▶ **TASK REQUIREMENTS**: What is the count of lines in the listing below that hold the string "sinistra"? Reply with that number alone.

* Begin SUPPLIED ENTRIES *

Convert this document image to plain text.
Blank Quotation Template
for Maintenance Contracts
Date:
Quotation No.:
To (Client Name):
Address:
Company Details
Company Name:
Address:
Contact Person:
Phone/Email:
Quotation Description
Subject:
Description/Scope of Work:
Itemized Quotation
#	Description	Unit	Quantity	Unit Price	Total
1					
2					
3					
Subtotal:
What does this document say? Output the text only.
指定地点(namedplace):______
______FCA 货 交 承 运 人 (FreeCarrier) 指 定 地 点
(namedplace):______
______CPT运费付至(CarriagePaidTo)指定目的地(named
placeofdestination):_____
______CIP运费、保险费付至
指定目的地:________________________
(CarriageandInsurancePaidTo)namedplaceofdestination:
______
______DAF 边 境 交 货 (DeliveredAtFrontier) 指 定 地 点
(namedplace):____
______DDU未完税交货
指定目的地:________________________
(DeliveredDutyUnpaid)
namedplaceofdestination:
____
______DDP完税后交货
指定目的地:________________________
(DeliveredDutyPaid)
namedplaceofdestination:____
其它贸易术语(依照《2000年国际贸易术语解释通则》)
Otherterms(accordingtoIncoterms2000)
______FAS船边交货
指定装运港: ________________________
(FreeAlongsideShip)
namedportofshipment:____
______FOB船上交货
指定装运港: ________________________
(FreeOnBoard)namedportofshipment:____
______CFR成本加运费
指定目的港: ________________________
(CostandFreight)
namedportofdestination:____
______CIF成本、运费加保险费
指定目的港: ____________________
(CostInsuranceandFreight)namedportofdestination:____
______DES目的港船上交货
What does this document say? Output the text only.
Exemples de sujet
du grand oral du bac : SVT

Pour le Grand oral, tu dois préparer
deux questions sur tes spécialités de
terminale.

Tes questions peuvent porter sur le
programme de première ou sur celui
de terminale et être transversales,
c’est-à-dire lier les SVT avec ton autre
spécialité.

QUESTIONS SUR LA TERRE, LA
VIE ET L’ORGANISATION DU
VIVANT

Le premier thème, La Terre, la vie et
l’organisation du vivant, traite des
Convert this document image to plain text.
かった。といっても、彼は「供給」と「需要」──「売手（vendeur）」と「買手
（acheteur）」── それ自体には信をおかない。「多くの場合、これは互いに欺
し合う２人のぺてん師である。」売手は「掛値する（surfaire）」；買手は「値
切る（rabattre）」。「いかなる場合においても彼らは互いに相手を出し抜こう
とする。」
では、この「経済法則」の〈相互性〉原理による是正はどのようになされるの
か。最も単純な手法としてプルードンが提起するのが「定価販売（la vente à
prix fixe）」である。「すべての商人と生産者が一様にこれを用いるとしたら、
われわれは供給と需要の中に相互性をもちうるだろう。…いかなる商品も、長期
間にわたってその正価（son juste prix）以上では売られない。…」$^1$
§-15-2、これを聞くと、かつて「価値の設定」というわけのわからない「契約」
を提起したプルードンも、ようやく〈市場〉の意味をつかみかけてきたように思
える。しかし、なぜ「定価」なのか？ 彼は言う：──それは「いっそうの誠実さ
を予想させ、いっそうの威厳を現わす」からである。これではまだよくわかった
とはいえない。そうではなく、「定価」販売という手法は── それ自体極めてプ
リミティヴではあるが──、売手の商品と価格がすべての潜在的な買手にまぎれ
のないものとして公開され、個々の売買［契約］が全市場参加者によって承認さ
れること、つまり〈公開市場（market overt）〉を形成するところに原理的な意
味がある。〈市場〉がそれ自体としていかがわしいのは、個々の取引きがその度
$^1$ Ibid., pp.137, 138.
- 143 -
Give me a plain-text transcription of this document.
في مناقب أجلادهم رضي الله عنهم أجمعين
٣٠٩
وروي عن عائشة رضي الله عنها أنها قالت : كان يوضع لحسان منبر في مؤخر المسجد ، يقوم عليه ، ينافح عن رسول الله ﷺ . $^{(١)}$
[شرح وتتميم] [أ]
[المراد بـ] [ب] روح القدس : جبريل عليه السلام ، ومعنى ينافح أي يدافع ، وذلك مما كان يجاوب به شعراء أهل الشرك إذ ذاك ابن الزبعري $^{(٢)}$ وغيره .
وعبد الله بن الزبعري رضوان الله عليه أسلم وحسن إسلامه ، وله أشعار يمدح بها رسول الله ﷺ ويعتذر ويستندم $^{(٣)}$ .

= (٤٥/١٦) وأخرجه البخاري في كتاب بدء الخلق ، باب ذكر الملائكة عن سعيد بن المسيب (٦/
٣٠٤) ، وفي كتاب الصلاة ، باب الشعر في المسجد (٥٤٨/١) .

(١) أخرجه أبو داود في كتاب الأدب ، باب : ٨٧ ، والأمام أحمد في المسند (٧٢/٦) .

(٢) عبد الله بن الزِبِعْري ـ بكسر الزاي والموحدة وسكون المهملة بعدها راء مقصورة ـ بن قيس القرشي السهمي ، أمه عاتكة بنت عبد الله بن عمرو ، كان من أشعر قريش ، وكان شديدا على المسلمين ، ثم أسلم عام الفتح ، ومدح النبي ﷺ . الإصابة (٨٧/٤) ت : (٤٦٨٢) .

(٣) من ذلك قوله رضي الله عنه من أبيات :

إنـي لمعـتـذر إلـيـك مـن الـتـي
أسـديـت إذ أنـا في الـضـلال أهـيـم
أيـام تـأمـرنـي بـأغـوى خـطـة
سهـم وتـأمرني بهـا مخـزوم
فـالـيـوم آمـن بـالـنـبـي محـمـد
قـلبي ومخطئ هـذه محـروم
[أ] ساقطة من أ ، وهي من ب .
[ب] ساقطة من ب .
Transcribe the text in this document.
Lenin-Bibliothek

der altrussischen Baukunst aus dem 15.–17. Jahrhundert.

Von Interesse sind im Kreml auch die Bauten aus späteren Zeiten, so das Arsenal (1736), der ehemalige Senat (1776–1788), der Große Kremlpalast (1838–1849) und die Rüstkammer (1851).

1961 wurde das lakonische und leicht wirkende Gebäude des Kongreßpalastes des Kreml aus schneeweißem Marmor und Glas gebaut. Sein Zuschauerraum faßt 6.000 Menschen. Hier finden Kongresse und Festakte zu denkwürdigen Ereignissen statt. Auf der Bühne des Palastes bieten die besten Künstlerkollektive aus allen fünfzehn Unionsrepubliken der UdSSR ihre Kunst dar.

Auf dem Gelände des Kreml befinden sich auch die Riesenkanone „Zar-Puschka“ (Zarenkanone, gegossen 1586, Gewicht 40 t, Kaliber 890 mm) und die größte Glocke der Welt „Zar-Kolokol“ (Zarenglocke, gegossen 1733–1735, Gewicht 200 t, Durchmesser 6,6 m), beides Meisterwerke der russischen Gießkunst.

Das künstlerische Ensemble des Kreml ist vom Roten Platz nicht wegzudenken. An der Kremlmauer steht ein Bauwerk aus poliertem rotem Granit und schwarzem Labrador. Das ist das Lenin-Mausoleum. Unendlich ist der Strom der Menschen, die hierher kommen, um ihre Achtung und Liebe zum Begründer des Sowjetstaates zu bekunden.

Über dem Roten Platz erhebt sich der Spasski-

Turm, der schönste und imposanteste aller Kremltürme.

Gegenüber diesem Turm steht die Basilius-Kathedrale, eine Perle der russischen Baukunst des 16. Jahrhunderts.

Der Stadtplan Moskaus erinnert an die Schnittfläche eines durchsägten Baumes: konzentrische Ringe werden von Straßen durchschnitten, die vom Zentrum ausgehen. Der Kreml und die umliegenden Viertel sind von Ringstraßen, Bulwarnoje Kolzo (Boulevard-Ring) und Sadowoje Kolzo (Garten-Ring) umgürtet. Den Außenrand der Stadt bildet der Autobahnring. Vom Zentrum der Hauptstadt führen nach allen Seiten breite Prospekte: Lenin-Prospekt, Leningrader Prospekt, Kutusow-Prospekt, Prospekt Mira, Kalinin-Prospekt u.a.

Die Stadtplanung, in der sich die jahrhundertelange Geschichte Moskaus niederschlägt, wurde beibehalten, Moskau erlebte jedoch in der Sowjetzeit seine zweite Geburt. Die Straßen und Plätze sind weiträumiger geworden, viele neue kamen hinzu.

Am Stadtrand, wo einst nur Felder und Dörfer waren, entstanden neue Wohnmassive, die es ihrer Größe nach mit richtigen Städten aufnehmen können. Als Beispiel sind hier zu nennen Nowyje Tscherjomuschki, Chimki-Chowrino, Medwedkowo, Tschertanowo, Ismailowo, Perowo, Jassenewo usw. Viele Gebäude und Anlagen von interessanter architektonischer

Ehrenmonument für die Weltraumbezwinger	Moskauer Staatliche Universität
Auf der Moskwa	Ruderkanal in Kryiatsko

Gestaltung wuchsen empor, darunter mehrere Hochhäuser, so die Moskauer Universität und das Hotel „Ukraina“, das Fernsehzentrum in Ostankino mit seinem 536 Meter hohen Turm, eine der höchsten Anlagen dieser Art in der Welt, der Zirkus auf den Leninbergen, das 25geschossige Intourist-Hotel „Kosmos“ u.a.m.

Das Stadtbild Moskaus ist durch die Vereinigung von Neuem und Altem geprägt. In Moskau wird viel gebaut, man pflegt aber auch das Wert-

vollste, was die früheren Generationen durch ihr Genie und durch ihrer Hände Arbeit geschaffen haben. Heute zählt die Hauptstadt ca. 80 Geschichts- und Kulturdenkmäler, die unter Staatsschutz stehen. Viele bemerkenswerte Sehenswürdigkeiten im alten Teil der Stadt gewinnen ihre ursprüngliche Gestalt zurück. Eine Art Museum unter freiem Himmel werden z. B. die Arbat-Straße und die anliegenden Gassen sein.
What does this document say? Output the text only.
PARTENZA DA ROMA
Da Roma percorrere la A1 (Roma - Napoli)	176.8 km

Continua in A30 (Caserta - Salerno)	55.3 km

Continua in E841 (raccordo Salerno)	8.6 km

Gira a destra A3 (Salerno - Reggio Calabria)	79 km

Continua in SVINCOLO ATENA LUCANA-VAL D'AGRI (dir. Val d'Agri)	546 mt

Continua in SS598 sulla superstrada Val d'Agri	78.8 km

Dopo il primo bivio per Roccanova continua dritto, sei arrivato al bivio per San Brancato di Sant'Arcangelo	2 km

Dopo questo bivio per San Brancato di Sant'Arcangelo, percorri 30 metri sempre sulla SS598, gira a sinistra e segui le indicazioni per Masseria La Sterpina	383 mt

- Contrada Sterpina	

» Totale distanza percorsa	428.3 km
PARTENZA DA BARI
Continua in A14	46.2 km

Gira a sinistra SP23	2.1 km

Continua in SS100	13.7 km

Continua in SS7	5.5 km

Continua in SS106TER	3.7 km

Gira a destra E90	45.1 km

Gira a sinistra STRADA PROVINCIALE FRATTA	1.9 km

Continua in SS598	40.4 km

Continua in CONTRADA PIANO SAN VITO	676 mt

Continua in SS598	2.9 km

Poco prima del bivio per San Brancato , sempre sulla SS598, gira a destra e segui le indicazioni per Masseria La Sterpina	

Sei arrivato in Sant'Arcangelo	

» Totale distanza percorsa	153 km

* End SUPPLIED ENTRIES *

▶ **RESULT FOR THIS TASK**: 3